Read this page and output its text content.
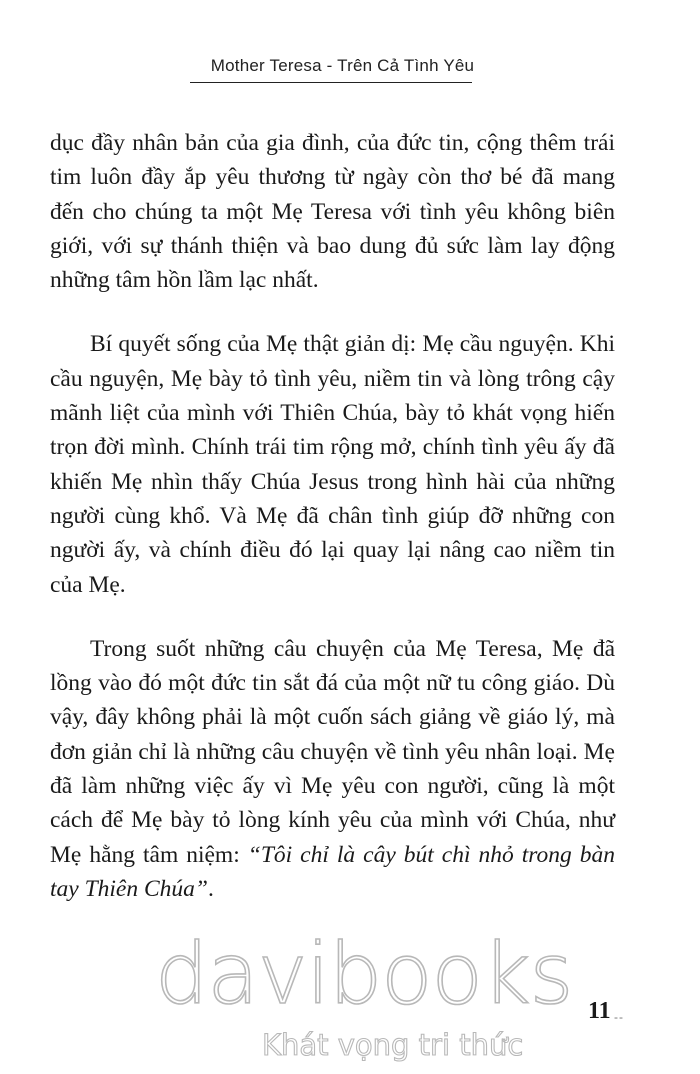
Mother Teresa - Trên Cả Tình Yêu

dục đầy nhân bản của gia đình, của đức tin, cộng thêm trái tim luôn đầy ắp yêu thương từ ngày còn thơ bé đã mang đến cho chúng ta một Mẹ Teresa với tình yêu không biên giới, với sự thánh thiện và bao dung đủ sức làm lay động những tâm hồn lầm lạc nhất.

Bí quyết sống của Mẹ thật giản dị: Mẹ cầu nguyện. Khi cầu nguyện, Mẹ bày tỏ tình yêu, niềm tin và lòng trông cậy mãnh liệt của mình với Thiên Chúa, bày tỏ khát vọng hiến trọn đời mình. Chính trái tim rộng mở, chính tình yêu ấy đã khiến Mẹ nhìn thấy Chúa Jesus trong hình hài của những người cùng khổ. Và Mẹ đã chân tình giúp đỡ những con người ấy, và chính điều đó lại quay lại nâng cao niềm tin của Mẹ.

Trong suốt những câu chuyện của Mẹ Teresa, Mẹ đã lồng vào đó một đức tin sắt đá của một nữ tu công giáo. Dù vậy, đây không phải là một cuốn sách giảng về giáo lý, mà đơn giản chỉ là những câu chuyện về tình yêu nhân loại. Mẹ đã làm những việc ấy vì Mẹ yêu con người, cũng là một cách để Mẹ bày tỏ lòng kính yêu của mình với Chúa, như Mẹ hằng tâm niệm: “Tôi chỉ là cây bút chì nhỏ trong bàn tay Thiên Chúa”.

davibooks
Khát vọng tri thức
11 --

**Task directions**
Give an exact copy of the material, leaving out every picture.

**Response to the exercise**
Read this page and output its text content.
Mother Teresa - Trên Cả Tình Yêu

dục đầy nhân bản của gia đình, của đức tin, cộng thêm trái tim luôn đầy ắp yêu thương từ ngày còn thơ bé đã mang đến cho chúng ta một Mẹ Teresa với tình yêu không biên giới, với sự thánh thiện và bao dung đủ sức làm lay động những tâm hồn lầm lạc nhất.

Bí quyết sống của Mẹ thật giản dị: Mẹ cầu nguyện. Khi cầu nguyện, Mẹ bày tỏ tình yêu, niềm tin và lòng trông cậy mãnh liệt của mình với Thiên Chúa, bày tỏ khát vọng hiến trọn đời mình. Chính trái tim rộng mở, chính tình yêu ấy đã khiến Mẹ nhìn thấy Chúa Jesus trong hình hài của những người cùng khổ. Và Mẹ đã chân tình giúp đỡ những con người ấy, và chính điều đó lại quay lại nâng cao niềm tin của Mẹ.

Trong suốt những câu chuyện của Mẹ Teresa, Mẹ đã lồng vào đó một đức tin sắt đá của một nữ tu công giáo. Dù vậy, đây không phải là một cuốn sách giảng về giáo lý, mà đơn giản chỉ là những câu chuyện về tình yêu nhân loại. Mẹ đã làm những việc ấy vì Mẹ yêu con người, cũng là một cách để Mẹ bày tỏ lòng kính yêu của mình với Chúa, như Mẹ hằng tâm niệm: “Tôi chỉ là cây bút chì nhỏ trong bàn tay Thiên Chúa”.

davibooks
Khát vọng tri thức
11 --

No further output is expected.